• _Text block_

-------------------------

EFRAG expresses concern, however, about the impact of pre-clearances in the enforcement arena. It says that a practice of pre-clearance operating in different countries poses a threat to uniform interpretation and a risk of regulatory arbitrage as companies listed in different countries choose where to seek pre-clearance. To avoid unnecessary and inappropriate applications for pre-clearance and, in particular, to preserve among both preparers and auditors a sense of personal, professional responsibility, EFRAG believes that companies, together with their auditors, should always be encouraged to make their own assessment of the proper application of IFRSs. EFRAG also calls for CESR to clarify that, although enforcement decisions form a precedent, that precedent would be overruled by any subsequent standard or IFRIC interpretation or by any further guidance resulting from co-ordination measures.
EFRAG's full comments are available from its website (www.efrag.org).
FEE
FEE has issued a discussion paper, European Enforcement Co-ordination, calling for the creation of a European enforcement co-ordination body, with a key role for CESR. The body's role would be to ensure consistency in the processes used and the decisions reached by national enforcement bodies in order to create a level playing field for the enforcement of IFRSs. FEE expects that the discussion paper will complement CESR's Draft Standard No 2 on Financial Information,
Co-ordination of Enforcement Activities.
In the same discussion paper FEE has also called for an additional, wider consultation mechanism that would give an opportunity to all stakeholders to contribute to the continuous development of the enforcement system.
Copies of the discussion paper can be downloaded for free from FEE's website (www.fee.be).
UK
Financial reporting
The ASB's Urgent Issues Task Force has drawn attention to two draft Interpretations of IFRS that have been issued by the IASB's International Financial Reporting Interpretations Committee. They are D3, Determining Whether an Arrangement Contains a Lease, and D4, Decommissioning, Restoration and Environmental Rehabilitation Funds. Once finalised and if adopted by the EU, these will be mandatory for companies preparing their financial statements under IFRS from 2005.

-------------------------

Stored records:
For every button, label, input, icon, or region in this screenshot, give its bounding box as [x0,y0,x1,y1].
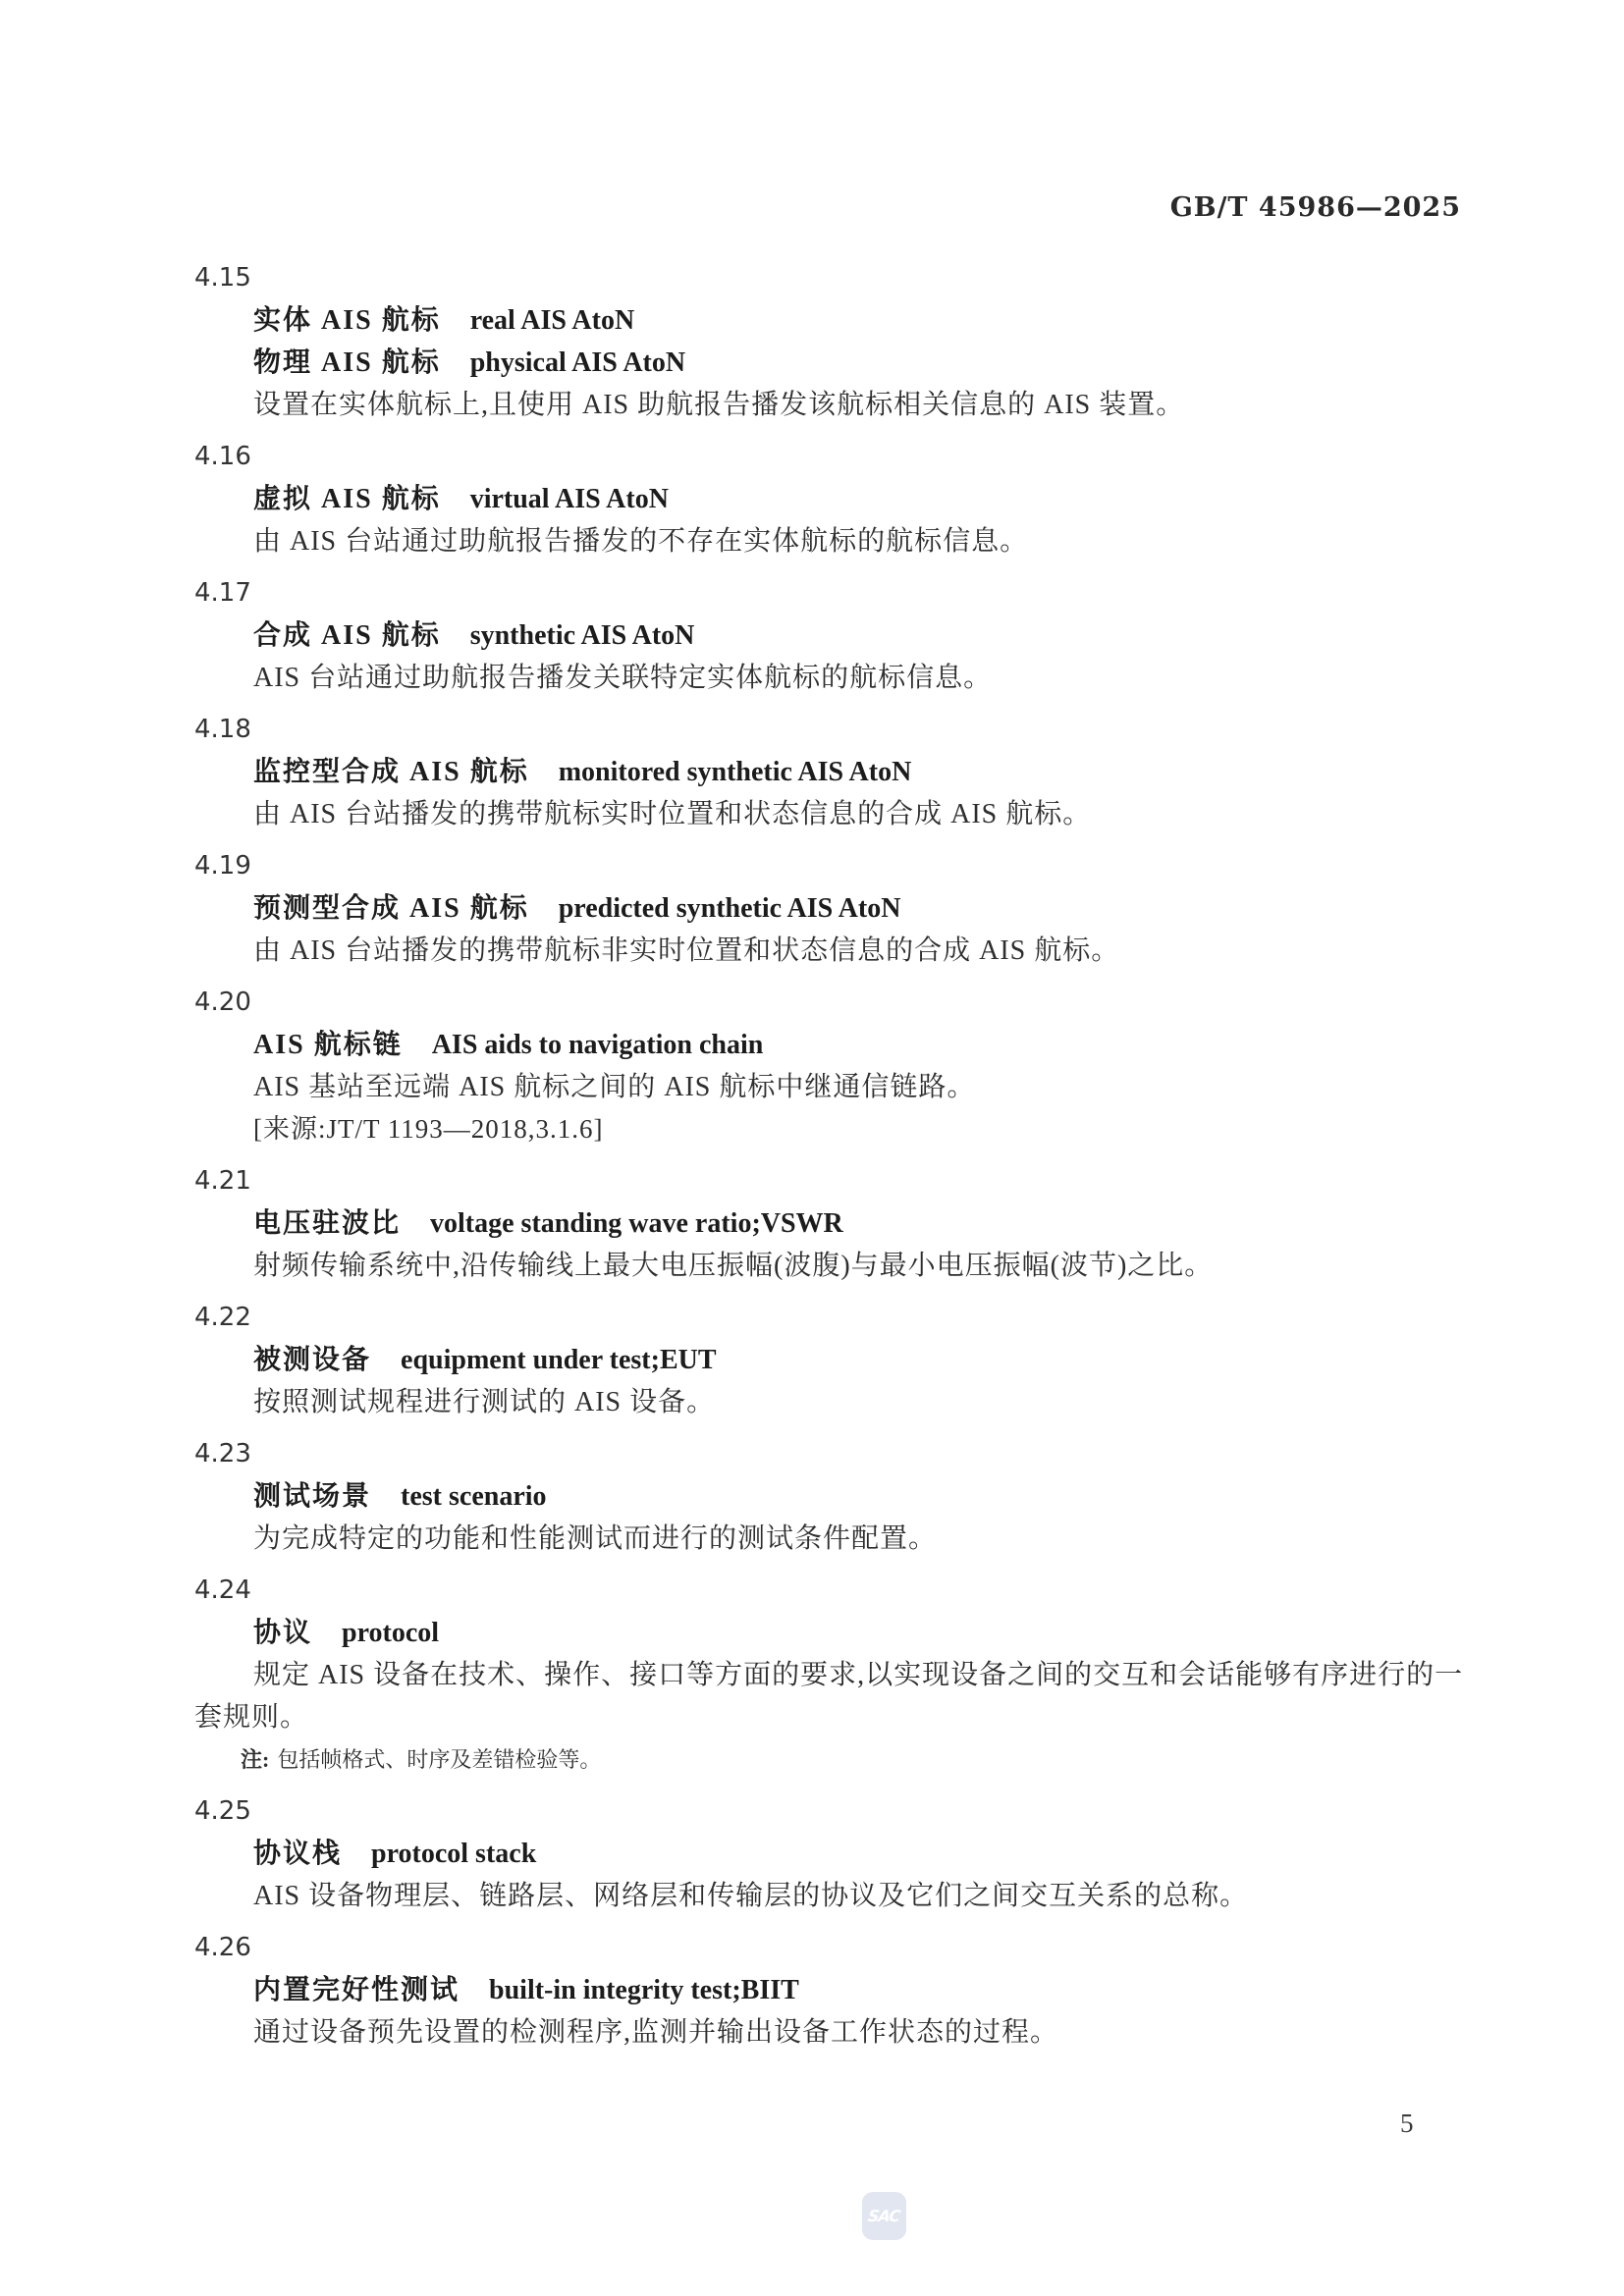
section-number: 4.24 [194,1570,1467,1612]
section-number: 4.22 [194,1297,1467,1339]
definition-text: 按照测试规程进行测试的 AIS 设备。 [194,1381,1467,1423]
definition-section: 4.26内置完好性测试built-in integrity test;BIIT通… [194,1927,1467,2054]
definition-text: 套规则。 [194,1696,1467,1738]
term-heading: 电压驻波比voltage standing wave ratio;VSWR [194,1202,1467,1245]
definition-text: AIS 基站至远端 AIS 航标之间的 AIS 航标中继通信链路。 [194,1066,1467,1108]
term-chinese: 电压驻波比 [253,1208,401,1239]
term-chinese: 预测型合成 AIS 航标 [253,893,529,924]
section-number: 4.26 [194,1927,1467,1969]
definition-section: 4.20AIS 航标链AIS aids to navigation chainA… [194,982,1467,1150]
section-number: 4.16 [194,436,1467,478]
term-english: voltage standing wave ratio;VSWR [430,1208,843,1239]
definition-text: 设置在实体航标上,且使用 AIS 助航报告播发该航标相关信息的 AIS 装置。 [194,384,1467,426]
definition-text: 通过设备预先设置的检测程序,监测并输出设备工作状态的过程。 [194,2011,1467,2054]
sac-logo-text: SAC [867,2207,901,2225]
term-english: protocol [342,1618,439,1648]
term-english: AIS aids to navigation chain [432,1030,764,1060]
term-english: equipment under test;EUT [401,1345,717,1375]
section-number: 4.19 [194,845,1467,887]
page-number: 5 [1400,2109,1414,2139]
term-chinese: 虚拟 AIS 航标 [253,484,441,514]
definition-section: 4.24协议protocol规定 AIS 设备在技术、操作、接口等方面的要求,以… [194,1570,1467,1781]
term-english: real AIS AtoN [470,305,635,336]
term-english: protocol stack [371,1839,536,1869]
section-number: 4.20 [194,982,1467,1024]
term-english: physical AIS AtoN [470,347,685,378]
term-english: predicted synthetic AIS AtoN [559,893,901,924]
definition-section: 4.19预测型合成 AIS 航标predicted synthetic AIS … [194,845,1467,972]
source-reference: [来源:JT/T 1193—2018,3.1.6] [194,1108,1467,1150]
definition-section: 4.25协议栈protocol stackAIS 设备物理层、链路层、网络层和传… [194,1790,1467,1917]
term-chinese: 监控型合成 AIS 航标 [253,757,529,787]
definition-text: 由 AIS 台站播发的携带航标实时位置和状态信息的合成 AIS 航标。 [194,793,1467,835]
term-english: built-in integrity test;BIIT [489,1975,799,2005]
definition-text: 规定 AIS 设备在技术、操作、接口等方面的要求,以实现设备之间的交互和会话能够… [194,1654,1467,1696]
note-text: 包括帧格式、时序及差错检验等。 [277,1747,601,1772]
term-chinese: 实体 AIS 航标 [253,305,441,336]
term-heading: 被测设备equipment under test;EUT [194,1339,1467,1381]
definition-text: AIS 台站通过助航报告播发关联特定实体航标的航标信息。 [194,657,1467,699]
term-english: test scenario [401,1481,547,1512]
definition-section: 4.15实体 AIS 航标real AIS AtoN物理 AIS 航标physi… [194,257,1467,426]
document-page: GB/T 45986—2025 4.15实体 AIS 航标real AIS At… [0,0,1624,2296]
term-english: monitored synthetic AIS AtoN [559,757,912,787]
term-english: virtual AIS AtoN [470,484,669,514]
term-heading: 测试场景test scenario [194,1475,1467,1518]
section-number: 4.23 [194,1433,1467,1475]
term-heading: 协议protocol [194,1612,1467,1654]
term-heading: AIS 航标链AIS aids to navigation chain [194,1024,1467,1066]
term-chinese: 内置完好性测试 [253,1975,460,2005]
term-heading: 虚拟 AIS 航标virtual AIS AtoN [194,478,1467,520]
term-heading: 合成 AIS 航标synthetic AIS AtoN [194,614,1467,657]
term-chinese: AIS 航标链 [253,1030,403,1060]
note-line: 注:包括帧格式、时序及差错检验等。 [194,1738,1467,1781]
definitions-content: 4.15实体 AIS 航标real AIS AtoN物理 AIS 航标physi… [194,257,1467,2054]
definition-text: 由 AIS 台站通过助航报告播发的不存在实体航标的航标信息。 [194,520,1467,562]
term-heading: 预测型合成 AIS 航标predicted synthetic AIS AtoN [194,887,1467,930]
definition-text: 为完成特定的功能和性能测试而进行的测试条件配置。 [194,1518,1467,1560]
sac-logo: SAC [862,2192,906,2240]
section-number: 4.17 [194,572,1467,614]
definition-section: 4.18监控型合成 AIS 航标monitored synthetic AIS … [194,709,1467,835]
definition-section: 4.23测试场景test scenario为完成特定的功能和性能测试而进行的测试… [194,1433,1467,1560]
term-heading: 协议栈protocol stack [194,1833,1467,1875]
section-number: 4.15 [194,257,1467,299]
term-chinese: 合成 AIS 航标 [253,620,441,651]
definition-section: 4.22被测设备equipment under test;EUT按照测试规程进行… [194,1297,1467,1423]
section-number: 4.25 [194,1790,1467,1833]
definition-text: AIS 设备物理层、链路层、网络层和传输层的协议及它们之间交互关系的总称。 [194,1875,1467,1917]
term-heading: 监控型合成 AIS 航标monitored synthetic AIS AtoN [194,751,1467,793]
term-heading: 实体 AIS 航标real AIS AtoN [194,299,1467,342]
note-label: 注: [241,1747,269,1772]
term-chinese: 被测设备 [253,1345,371,1375]
term-english: synthetic AIS AtoN [470,620,695,651]
definition-section: 4.16虚拟 AIS 航标virtual AIS AtoN由 AIS 台站通过助… [194,436,1467,562]
term-heading: 物理 AIS 航标physical AIS AtoN [194,342,1467,384]
section-number: 4.21 [194,1160,1467,1202]
section-number: 4.18 [194,709,1467,751]
definition-section: 4.21电压驻波比voltage standing wave ratio;VSW… [194,1160,1467,1287]
term-chinese: 测试场景 [253,1481,371,1512]
definition-section: 4.17合成 AIS 航标synthetic AIS AtoNAIS 台站通过助… [194,572,1467,699]
term-heading: 内置完好性测试built-in integrity test;BIIT [194,1969,1467,2011]
definition-text: 由 AIS 台站播发的携带航标非实时位置和状态信息的合成 AIS 航标。 [194,930,1467,972]
standard-number-header: GB/T 45986—2025 [1170,192,1461,223]
term-chinese: 协议栈 [253,1839,342,1869]
term-chinese: 协议 [253,1618,312,1648]
term-chinese: 物理 AIS 航标 [253,347,441,378]
definition-text: 射频传输系统中,沿传输线上最大电压振幅(波腹)与最小电压振幅(波节)之比。 [194,1245,1467,1287]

-------------------------

• _Set of tasks_
**1.** Please say whether each statement agrees with the IFRS enforcement passage, answering yes or no and quoting the deciding words: (a) EFRAG believes companies and their auditors should be encouraged to make their own assessment of the proper application of IFRSs; (b) FEE's proposed European enforcement co-ordination body would have no role for CESR; (c) D3 and D4 were issued by the ASB's Urgent Issues Task Force.
**2.** In the IFRS enforcement passage, what is the title of FEE's discussion paper?
**3.** Carry the IFRS enforcement passage forward from its final sentence.
None of the stored lines are used here.

• _Exercise responses_
**1.**
(a) Yes: "companies, together with their auditors, should always be encouraged to make their own assessment of the proper application of IFRSs"
(b) No: "with a key role for CESR"
(c) No: "issued by the IASB's International Financial Reporting Interpretations Committee"

**2.** European Enforcement Co-ordination

**3.**
The UITF has noted that, under accounting standards in the UK and Ireland, many of the arrangements caught by IFRIC's proposals in D3 would be covered by FRS 5, Reporting the Substance of Transactions, including Application Note F which deals with PFI and similar contracts. The UITF also noted that IFRIC's proposals would lead to increased disclosures under IFRS about future commitments in respect of these types of arrangements, whether or not they contain finance leases. UK and Irish law has a general requirement for disclosure of financial commitments that are relevant to assessing a company's state of affairs. Therefore, the UITF does not intend to issue this proposal as an addition to UK accounting standards.
In respect of D4, UITF believes the application of accounting standards in the UK and Ireland would result in a similar accounting treatment to that proposed in D4. Relevant standards are FRS 2, Subsidiary Undertakings, FRS 5, Reporting the Substance of Transactions, FRS 9, Associates and Joint Ventures, and FRS 12, Provisions, Contingent Liabilities and Contingent Assets. Accordingly, an equivalent addition to UK accounting standards will not be issued.
Auditing
The Auditing Practices Board has published exposure drafts of SAS 120 (Revised), Consideration of Law and Regulations, and SAS 620 (Revised), The Auditors' Right and Duty to Report to Regulators in the Financial Sector to reflect the requirements of the new anti-money laundering legislation. Comments are requested by 31 March.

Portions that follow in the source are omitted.